- **Extracted entries**:
= = = = = = =

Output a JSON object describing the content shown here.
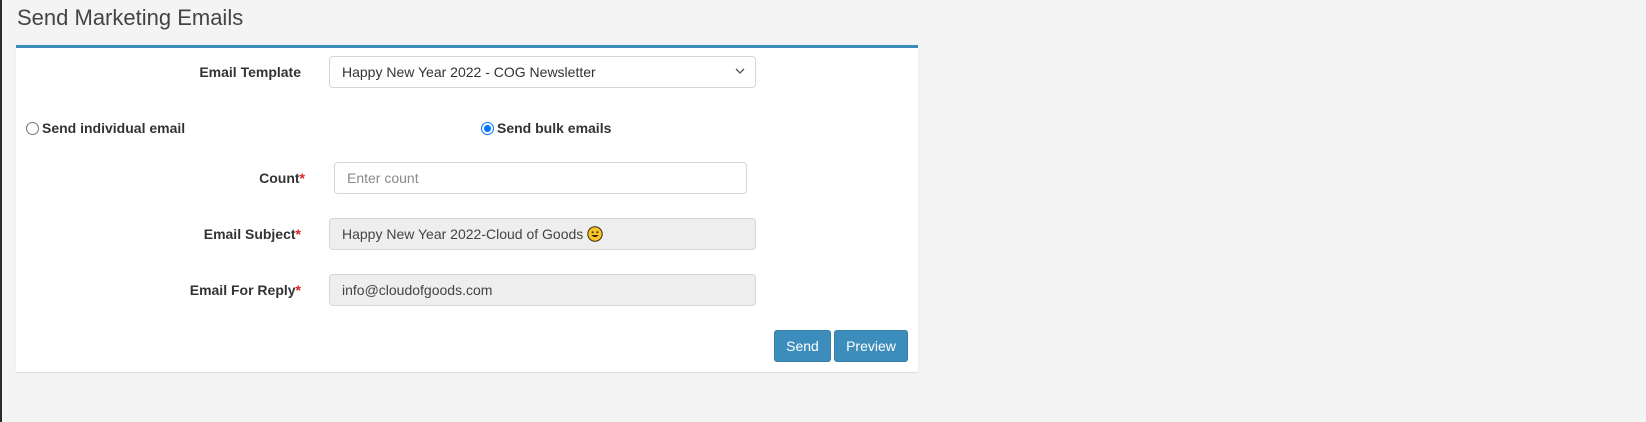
{
  "page": {
    "title": "Send Marketing Emails"
  },
  "form": {
    "template": {
      "label": "Email Template",
      "selected": "Happy New Year 2022 - COG Newsletter"
    },
    "radios": {
      "individual": {
        "label": "Send individual email",
        "checked": false
      },
      "bulk": {
        "label": "Send bulk emails",
        "checked": true
      }
    },
    "count": {
      "label": "Count",
      "required_mark": "*",
      "placeholder": "Enter count",
      "value": ""
    },
    "subject": {
      "label": "Email Subject",
      "required_mark": "*",
      "value": "Happy New Year 2022-Cloud of Goods",
      "emoji_icon": "smiley-face-icon"
    },
    "reply": {
      "label": "Email For Reply",
      "required_mark": "*",
      "value": "info@cloudofgoods.com"
    }
  },
  "buttons": {
    "send": "Send",
    "preview": "Preview"
  },
  "colors": {
    "accent": "#3c8dbc",
    "required": "#dd1f26",
    "radio_checked": "#0075ff",
    "disabled_bg": "#eeeeee"
  }
}
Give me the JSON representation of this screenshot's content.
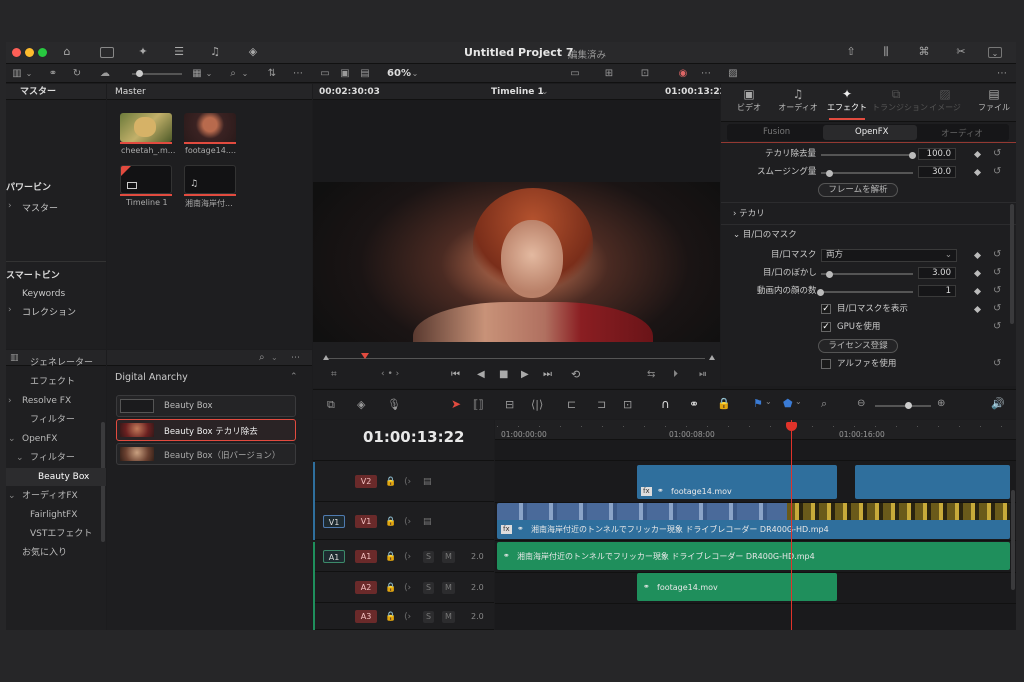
{
  "colors": {
    "accent": "#e24b3f",
    "video_clip": "#2f6f9d",
    "audio_clip": "#1f8f5c",
    "playhead": "#e0332a",
    "window_bg": "#1c1c1e"
  },
  "title": {
    "project": "Untitled Project 7",
    "status": "編集済み"
  },
  "toolbar": {
    "zoom": "60%"
  },
  "media_pool": {
    "sidebar_title": "マスター",
    "bin_title": "Master",
    "power_bins_title": "パワービン",
    "power_bins_items": [
      "マスター"
    ],
    "smart_bins_title": "スマートビン",
    "smart_bins_items": [
      "Keywords",
      "コレクション"
    ],
    "clips": [
      {
        "name": "cheetah_.m...",
        "icon": "video-thumb"
      },
      {
        "name": "footage14....",
        "icon": "video-thumb"
      },
      {
        "name": "Timeline 1",
        "icon": "timeline-icon"
      },
      {
        "name": "湘南海岸付...",
        "icon": "music-icon"
      }
    ]
  },
  "effects_tree": [
    {
      "label": "ジェネレーター",
      "indent": 1,
      "arrow": ""
    },
    {
      "label": "エフェクト",
      "indent": 1,
      "arrow": ""
    },
    {
      "label": "Resolve FX",
      "indent": 0,
      "arrow": "›"
    },
    {
      "label": "フィルター",
      "indent": 1,
      "arrow": ""
    },
    {
      "label": "OpenFX",
      "indent": 0,
      "arrow": "⌄"
    },
    {
      "label": "フィルター",
      "indent": 1,
      "arrow": "⌄"
    },
    {
      "label": "Beauty Box",
      "indent": 2,
      "arrow": ""
    },
    {
      "label": "オーディオFX",
      "indent": 0,
      "arrow": "⌄"
    },
    {
      "label": "FairlightFX",
      "indent": 1,
      "arrow": ""
    },
    {
      "label": "VSTエフェクト",
      "indent": 1,
      "arrow": ""
    },
    {
      "label": "お気に入り",
      "indent": 0,
      "arrow": ""
    }
  ],
  "effects_list": {
    "group": "Digital Anarchy",
    "items": [
      "Beauty Box",
      "Beauty Box テカリ除去",
      "Beauty Box（旧バージョン）"
    ]
  },
  "viewer": {
    "duration": "00:02:30:03",
    "timeline_name": "Timeline 1",
    "timecode": "01:00:13:22"
  },
  "inspector": {
    "top_tabs": [
      "ビデオ",
      "オーディオ",
      "エフェクト",
      "トランジション",
      "イメージ",
      "ファイル"
    ],
    "sub_tabs": [
      "Fusion",
      "OpenFX",
      "オーディオ"
    ],
    "rows": {
      "shine_removal_label": "テカリ除去量",
      "shine_removal_value": "100.0",
      "shine_removal_level": 1.0,
      "smoothing_label": "スムージング量",
      "smoothing_value": "30.0",
      "smoothing_level": 0.1,
      "analyze_frame": "フレームを解析",
      "section_shine": "テカリ",
      "section_eyemouth": "目/口のマスク",
      "mask_label": "目/口マスク",
      "mask_value": "両方",
      "blur_label": "目/口のぼかし",
      "blur_value": "3.00",
      "blur_level": 0.1,
      "faces_label": "動画内の顔の数",
      "faces_value": "1",
      "faces_level": 0.0,
      "show_mask": "目/口マスクを表示",
      "use_gpu": "GPUを使用",
      "license": "ライセンス登録",
      "use_alpha": "アルファを使用"
    }
  },
  "timeline": {
    "timecode": "01:00:13:22",
    "ruler": [
      "01:00:00:00",
      "01:00:08:00",
      "01:00:16:00"
    ],
    "tracks": [
      {
        "id": "V2",
        "src": ""
      },
      {
        "id": "V1",
        "src": "V1"
      },
      {
        "id": "A1",
        "src": "A1",
        "level": "2.0"
      },
      {
        "id": "A2",
        "src": "",
        "level": "2.0"
      },
      {
        "id": "A3",
        "src": "",
        "level": "2.0"
      }
    ],
    "clips": {
      "v2_clip": "footage14.mov",
      "v1_clip": "湘南海岸付近のトンネルでフリッカー現象 ドライブレコーダー DR400G-HD.mp4",
      "a1_clip": "湘南海岸付近のトンネルでフリッカー現象 ドライブレコーダー DR400G-HD.mp4",
      "a2_clip": "footage14.mov"
    }
  }
}
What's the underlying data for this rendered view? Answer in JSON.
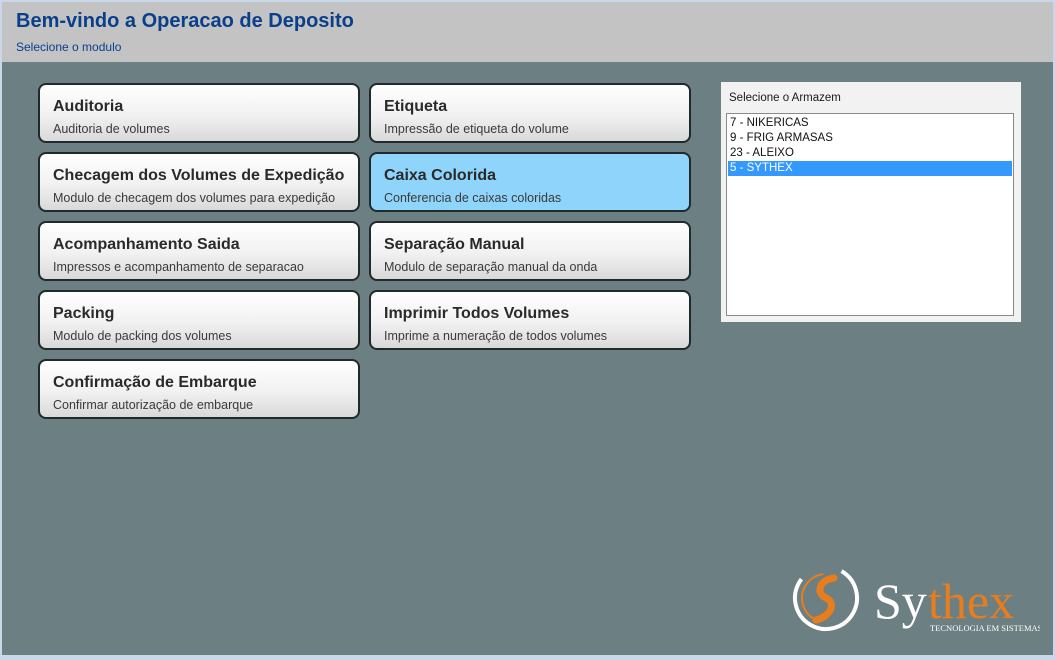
{
  "header": {
    "title": "Bem-vindo a Operacao de Deposito",
    "subtitle": "Selecione o modulo"
  },
  "modules": [
    {
      "title": "Auditoria",
      "description": "Auditoria de volumes"
    },
    {
      "title": "Etiqueta",
      "description": "Impressão de etiqueta do volume"
    },
    {
      "title": "Checagem dos Volumes de Expedição",
      "description": "Modulo de checagem dos volumes para expedição"
    },
    {
      "title": "Caixa Colorida",
      "description": "Conferencia de caixas coloridas",
      "selected": true
    },
    {
      "title": "Acompanhamento Saida",
      "description": "Impressos e acompanhamento de separacao"
    },
    {
      "title": "Separação Manual",
      "description": "Modulo de separação manual da onda"
    },
    {
      "title": "Packing",
      "description": "Modulo de packing dos volumes"
    },
    {
      "title": "Imprimir Todos Volumes",
      "description": "Imprime a numeração de todos volumes"
    },
    {
      "title": "Confirmação de Embarque",
      "description": "Confirmar autorização de embarque"
    }
  ],
  "warehouse": {
    "label": "Selecione o Armazem",
    "options": [
      "7 - NIKERICAS",
      "9 - FRIG ARMASAS",
      "23 - ALEIXO",
      "5 - SYTHEX"
    ],
    "selected_index": 3
  },
  "logo": {
    "name": "Sythex",
    "tagline": "TECNOLOGIA EM SISTEMAS"
  },
  "colors": {
    "title_blue": "#0a3f8c",
    "background": "#6c7f82",
    "header_bg": "#c3c3c3",
    "tile_selected": "#8fd4fb",
    "list_selected": "#3399ff",
    "logo_orange": "#e87d1e"
  }
}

= = = = = = =

- **Work required**: Leave the images out, please, and restate each line word for word.

- **Answer in full**:
Output a JSON object describing the content shown here.
{
  "page": {
    "title": "Send Marketing Emails"
  },
  "form": {
    "template": {
      "label": "Email Template",
      "selected": "Happy New Year 2022 - COG Newsletter"
    },
    "radios": {
      "individual": {
        "label": "Send individual email",
        "checked": false
      },
      "bulk": {
        "label": "Send bulk emails",
        "checked": true
      }
    },
    "count": {
      "label": "Count",
      "required_mark": "*",
      "placeholder": "Enter count",
      "value": ""
    },
    "subject": {
      "label": "Email Subject",
      "required_mark": "*",
      "value": "Happy New Year 2022-Cloud of Goods",
      "emoji_icon": "smiley-face-icon"
    },
    "reply": {
      "label": "Email For Reply",
      "required_mark": "*",
      "value": "info@cloudofgoods.com"
    }
  },
  "buttons": {
    "send": "Send",
    "preview": "Preview"
  },
  "colors": {
    "accent": "#3c8dbc",
    "required": "#dd1f26",
    "radio_checked": "#0075ff",
    "disabled_bg": "#eeeeee"
  }
}
Give me the JSON representation of this screenshot's content.
{
  "colors": {
    "accent": "#e24b3f",
    "video_clip": "#2f6f9d",
    "audio_clip": "#1f8f5c",
    "playhead": "#e0332a",
    "window_bg": "#1c1c1e"
  },
  "title": {
    "project": "Untitled Project 7",
    "status": "編集済み"
  },
  "toolbar": {
    "zoom": "60%"
  },
  "media_pool": {
    "sidebar_title": "マスター",
    "bin_title": "Master",
    "power_bins_title": "パワービン",
    "power_bins_items": [
      "マスター"
    ],
    "smart_bins_title": "スマートビン",
    "smart_bins_items": [
      "Keywords",
      "コレクション"
    ],
    "clips": [
      {
        "name": "cheetah_.m...",
        "icon": "video-thumb"
      },
      {
        "name": "footage14....",
        "icon": "video-thumb"
      },
      {
        "name": "Timeline 1",
        "icon": "timeline-icon"
      },
      {
        "name": "湘南海岸付...",
        "icon": "music-icon"
      }
    ]
  },
  "effects_tree": [
    {
      "label": "ジェネレーター",
      "indent": 1,
      "arrow": ""
    },
    {
      "label": "エフェクト",
      "indent": 1,
      "arrow": ""
    },
    {
      "label": "Resolve FX",
      "indent": 0,
      "arrow": "›"
    },
    {
      "label": "フィルター",
      "indent": 1,
      "arrow": ""
    },
    {
      "label": "OpenFX",
      "indent": 0,
      "arrow": "⌄"
    },
    {
      "label": "フィルター",
      "indent": 1,
      "arrow": "⌄"
    },
    {
      "label": "Beauty Box",
      "indent": 2,
      "arrow": ""
    },
    {
      "label": "オーディオFX",
      "indent": 0,
      "arrow": "⌄"
    },
    {
      "label": "FairlightFX",
      "indent": 1,
      "arrow": ""
    },
    {
      "label": "VSTエフェクト",
      "indent": 1,
      "arrow": ""
    },
    {
      "label": "お気に入り",
      "indent": 0,
      "arrow": ""
    }
  ],
  "effects_list": {
    "group": "Digital Anarchy",
    "items": [
      "Beauty Box",
      "Beauty Box テカリ除去",
      "Beauty Box（旧バージョン）"
    ]
  },
  "viewer": {
    "duration": "00:02:30:03",
    "timeline_name": "Timeline 1",
    "timecode": "01:00:13:22"
  },
  "inspector": {
    "top_tabs": [
      "ビデオ",
      "オーディオ",
      "エフェクト",
      "トランジション",
      "イメージ",
      "ファイル"
    ],
    "sub_tabs": [
      "Fusion",
      "OpenFX",
      "オーディオ"
    ],
    "rows": {
      "shine_removal_label": "テカリ除去量",
      "shine_removal_value": "100.0",
      "shine_removal_level": 1.0,
      "smoothing_label": "スムージング量",
      "smoothing_value": "30.0",
      "smoothing_level": 0.1,
      "analyze_frame": "フレームを解析",
      "section_shine": "テカリ",
      "section_eyemouth": "目/口のマスク",
      "mask_label": "目/口マスク",
      "mask_value": "両方",
      "blur_label": "目/口のぼかし",
      "blur_value": "3.00",
      "blur_level": 0.1,
      "faces_label": "動画内の顔の数",
      "faces_value": "1",
      "faces_level": 0.0,
      "show_mask": "目/口マスクを表示",
      "use_gpu": "GPUを使用",
      "license": "ライセンス登録",
      "use_alpha": "アルファを使用"
    }
  },
  "timeline": {
    "timecode": "01:00:13:22",
    "ruler": [
      "01:00:00:00",
      "01:00:08:00",
      "01:00:16:00"
    ],
    "tracks": [
      {
        "id": "V2",
        "src": ""
      },
      {
        "id": "V1",
        "src": "V1"
      },
      {
        "id": "A1",
        "src": "A1",
        "level": "2.0"
      },
      {
        "id": "A2",
        "src": "",
        "level": "2.0"
      },
      {
        "id": "A3",
        "src": "",
        "level": "2.0"
      }
    ],
    "clips": {
      "v2_clip": "footage14.mov",
      "v1_clip": "湘南海岸付近のトンネルでフリッカー現象 ドライブレコーダー DR400G-HD.mp4",
      "a1_clip": "湘南海岸付近のトンネルでフリッカー現象 ドライブレコーダー DR400G-HD.mp4",
      "a2_clip": "footage14.mov"
    }
  }
}
What's the underlying data for this rendered view? Answer in JSON.
{
  "header": {
    "title": "Bem-vindo a Operacao de Deposito",
    "subtitle": "Selecione o modulo"
  },
  "modules": [
    {
      "title": "Auditoria",
      "description": "Auditoria de volumes"
    },
    {
      "title": "Etiqueta",
      "description": "Impressão de etiqueta do volume"
    },
    {
      "title": "Checagem dos Volumes de Expedição",
      "description": "Modulo de checagem dos volumes para expedição"
    },
    {
      "title": "Caixa Colorida",
      "description": "Conferencia de caixas coloridas",
      "selected": true
    },
    {
      "title": "Acompanhamento Saida",
      "description": "Impressos e acompanhamento de separacao"
    },
    {
      "title": "Separação Manual",
      "description": "Modulo de separação manual da onda"
    },
    {
      "title": "Packing",
      "description": "Modulo de packing dos volumes"
    },
    {
      "title": "Imprimir Todos Volumes",
      "description": "Imprime a numeração de todos volumes"
    },
    {
      "title": "Confirmação de Embarque",
      "description": "Confirmar autorização de embarque"
    }
  ],
  "warehouse": {
    "label": "Selecione o Armazem",
    "options": [
      "7 - NIKERICAS",
      "9 - FRIG ARMASAS",
      "23 - ALEIXO",
      "5 - SYTHEX"
    ],
    "selected_index": 3
  },
  "logo": {
    "name": "Sythex",
    "tagline": "TECNOLOGIA EM SISTEMAS"
  },
  "colors": {
    "title_blue": "#0a3f8c",
    "background": "#6c7f82",
    "header_bg": "#c3c3c3",
    "tile_selected": "#8fd4fb",
    "list_selected": "#3399ff",
    "logo_orange": "#e87d1e"
  }
}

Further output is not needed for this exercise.